### TEXT PROVIDED ###

Me (f/23) and my boyfriend (age 25) have been together for almost 3 years. We moved in together about 6 months into our relationship (previously, I lived 3 hrs away). We are not a couple that argues often. We get along, we share aspirations, and we build eachother up. My boyfriend is not very good at communicating or showing his emotions. Throughout our relationship, we have hit a few bumps, but we have overcome them within a few days. The reason for these bumps is because I believe he is not intune with his feelings. He claims that there is a "void" in him and he does not know how to fix it. It causes him to feel depressed, quiet, and he shuts down. I try to help and offer kind words/gestures, but again, he refuses to communicate. This happens about 2x a year. After a couple days of us not talking, he comes around and is back to normal. He has gotten better at talking and sharing his emotions, but he still has a long ways to go.

 

Earlier this year, January 2018, he accepted a job opportunity and moved to South Carolina. He is now the Owner/Operator of a restaurant chain. He works constantly. He does not have any friends or family there. And he doesn't have any time to invest in any of his hobbies, which is being social and making music. I am in school and I graduate in December. We decided it would be best for me to finish my studies and move to him after school. So in the mean time, we visit eachother once every 2 or 3 months. We talk on the phone every day, we video chat occasionaly, and we text whenever we are available to. Everything has been perfect, despite our distance. He has even recently ( 2 or so months ago) told his mom AND my best friend that I am the one and has proceeded to ask about rings and plans to them.

 

Moving forward to this month... I had a trip planned to see him on July 20 - July 29. On Wednesday, July 18, he told me we needed to talk about us and said he didn't know how he felt. This came as a shock to me. I did not expect him to say this because nothing to my knowledge has happened to make him think like this. So I flew out the following Friday and things were awkward right off the bat. We drove to Indiana to visit come friends. While on the drive there, he told me he "didn't know" why he felt like this. He said I am his best friend, a great girl, and that he cares for me. He said he is frustrated because he doesn't understand what is going on and can't explain it. I told him I believed it was a phase. I also said that I believe the distance and the lonliness is affecting him in a negative way. I assured him that we only have 5 months left until we are back together for good, in which he responded with "I just need space." I am now confused. So, once we arrive in Indiana, I go to the guest bedroom while he is with his friends. I am trying to give him space and leave him be so he can just relax with his friends. But he insists that I hang out too and "be civil?" He then suggested that I leave EARLY!! He bought a new plane ticket for me to leave on July 24 instead of the 29!

### ENTRIES SUPPLIED ###

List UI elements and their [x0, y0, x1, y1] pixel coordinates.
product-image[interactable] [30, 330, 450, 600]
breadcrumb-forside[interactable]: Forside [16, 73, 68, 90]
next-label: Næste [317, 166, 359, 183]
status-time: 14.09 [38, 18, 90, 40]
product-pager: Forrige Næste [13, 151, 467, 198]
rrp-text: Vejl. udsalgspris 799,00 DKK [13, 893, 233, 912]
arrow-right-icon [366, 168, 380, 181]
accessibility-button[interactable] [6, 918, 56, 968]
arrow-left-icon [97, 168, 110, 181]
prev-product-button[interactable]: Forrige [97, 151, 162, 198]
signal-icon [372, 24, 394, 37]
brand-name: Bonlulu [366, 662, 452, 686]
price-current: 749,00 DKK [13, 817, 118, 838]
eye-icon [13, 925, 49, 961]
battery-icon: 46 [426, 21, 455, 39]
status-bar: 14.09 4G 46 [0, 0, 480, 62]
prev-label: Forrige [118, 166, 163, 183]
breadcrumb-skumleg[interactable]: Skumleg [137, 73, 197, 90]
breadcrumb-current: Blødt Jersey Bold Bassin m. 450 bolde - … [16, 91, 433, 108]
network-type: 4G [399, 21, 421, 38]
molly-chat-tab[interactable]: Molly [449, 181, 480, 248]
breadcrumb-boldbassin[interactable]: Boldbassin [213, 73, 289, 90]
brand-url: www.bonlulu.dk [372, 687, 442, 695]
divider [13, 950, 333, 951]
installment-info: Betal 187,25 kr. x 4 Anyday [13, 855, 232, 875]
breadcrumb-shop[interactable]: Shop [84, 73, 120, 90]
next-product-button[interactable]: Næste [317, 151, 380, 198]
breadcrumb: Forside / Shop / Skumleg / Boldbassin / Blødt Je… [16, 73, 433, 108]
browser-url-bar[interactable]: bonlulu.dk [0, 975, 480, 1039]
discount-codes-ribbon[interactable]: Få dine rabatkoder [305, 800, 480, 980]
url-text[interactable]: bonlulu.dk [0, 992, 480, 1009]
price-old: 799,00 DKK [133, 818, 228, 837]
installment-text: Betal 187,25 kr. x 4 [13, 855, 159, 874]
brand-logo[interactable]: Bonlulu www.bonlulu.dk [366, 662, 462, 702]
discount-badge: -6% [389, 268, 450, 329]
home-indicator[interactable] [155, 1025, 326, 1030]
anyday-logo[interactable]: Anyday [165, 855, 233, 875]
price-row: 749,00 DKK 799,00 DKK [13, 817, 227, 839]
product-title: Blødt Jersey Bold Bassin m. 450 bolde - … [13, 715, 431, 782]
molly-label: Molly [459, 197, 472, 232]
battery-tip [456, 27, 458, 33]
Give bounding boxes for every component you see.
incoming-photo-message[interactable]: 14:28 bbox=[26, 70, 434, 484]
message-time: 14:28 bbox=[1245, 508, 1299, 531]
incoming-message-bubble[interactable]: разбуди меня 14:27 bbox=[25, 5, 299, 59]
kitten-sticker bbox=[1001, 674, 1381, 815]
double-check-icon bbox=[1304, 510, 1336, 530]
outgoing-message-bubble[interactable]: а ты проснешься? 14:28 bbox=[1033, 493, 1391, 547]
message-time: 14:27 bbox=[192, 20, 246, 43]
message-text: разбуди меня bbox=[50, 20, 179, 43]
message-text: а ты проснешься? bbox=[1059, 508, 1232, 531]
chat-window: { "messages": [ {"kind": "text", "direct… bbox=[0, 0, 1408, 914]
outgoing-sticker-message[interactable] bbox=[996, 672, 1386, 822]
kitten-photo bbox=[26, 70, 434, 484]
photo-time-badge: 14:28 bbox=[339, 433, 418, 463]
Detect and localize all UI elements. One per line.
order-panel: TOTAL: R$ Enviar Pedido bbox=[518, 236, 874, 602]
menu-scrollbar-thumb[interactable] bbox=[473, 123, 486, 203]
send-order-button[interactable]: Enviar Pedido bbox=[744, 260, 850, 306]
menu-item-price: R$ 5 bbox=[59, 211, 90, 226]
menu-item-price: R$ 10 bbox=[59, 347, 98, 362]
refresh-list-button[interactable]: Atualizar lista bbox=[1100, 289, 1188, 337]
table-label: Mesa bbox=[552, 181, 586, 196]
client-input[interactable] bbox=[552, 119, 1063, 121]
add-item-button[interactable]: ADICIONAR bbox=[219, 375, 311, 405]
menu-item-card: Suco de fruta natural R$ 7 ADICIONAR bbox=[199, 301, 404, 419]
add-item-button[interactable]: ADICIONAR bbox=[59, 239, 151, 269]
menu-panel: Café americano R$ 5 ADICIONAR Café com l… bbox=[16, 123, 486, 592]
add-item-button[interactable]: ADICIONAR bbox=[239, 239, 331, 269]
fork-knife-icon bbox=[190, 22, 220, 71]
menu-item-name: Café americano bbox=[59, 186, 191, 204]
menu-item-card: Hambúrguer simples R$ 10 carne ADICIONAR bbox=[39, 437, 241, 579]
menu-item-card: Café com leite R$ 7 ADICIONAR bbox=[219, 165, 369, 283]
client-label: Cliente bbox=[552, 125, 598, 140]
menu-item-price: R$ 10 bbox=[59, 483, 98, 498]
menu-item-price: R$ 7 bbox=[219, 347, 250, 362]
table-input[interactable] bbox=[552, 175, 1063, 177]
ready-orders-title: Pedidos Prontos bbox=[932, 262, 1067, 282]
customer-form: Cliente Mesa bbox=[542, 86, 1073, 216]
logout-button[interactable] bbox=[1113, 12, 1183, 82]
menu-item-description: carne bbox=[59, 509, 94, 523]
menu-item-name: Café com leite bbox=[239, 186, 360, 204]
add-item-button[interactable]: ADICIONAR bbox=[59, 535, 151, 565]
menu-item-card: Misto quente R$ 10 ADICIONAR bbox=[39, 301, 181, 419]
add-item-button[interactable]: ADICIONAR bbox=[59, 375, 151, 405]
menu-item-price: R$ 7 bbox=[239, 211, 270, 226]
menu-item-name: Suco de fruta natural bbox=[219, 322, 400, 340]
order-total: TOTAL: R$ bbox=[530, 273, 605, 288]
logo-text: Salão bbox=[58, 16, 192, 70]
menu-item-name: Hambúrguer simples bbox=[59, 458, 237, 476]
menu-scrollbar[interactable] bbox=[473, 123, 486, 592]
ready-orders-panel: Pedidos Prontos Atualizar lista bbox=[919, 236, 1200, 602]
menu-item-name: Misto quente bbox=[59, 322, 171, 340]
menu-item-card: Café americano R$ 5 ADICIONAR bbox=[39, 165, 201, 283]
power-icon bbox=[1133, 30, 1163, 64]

###

> **PROBLEM DETAILS**
From the relationship post, list each way the couple stays in touch while living apart, along with how often the post says each one happens.

> **FULL RESPONSE**
- Visiting each other: once every 2 or 3 months
- Talking on the phone: every day
- Video chatting: occasionally
- Texting: whenever they are available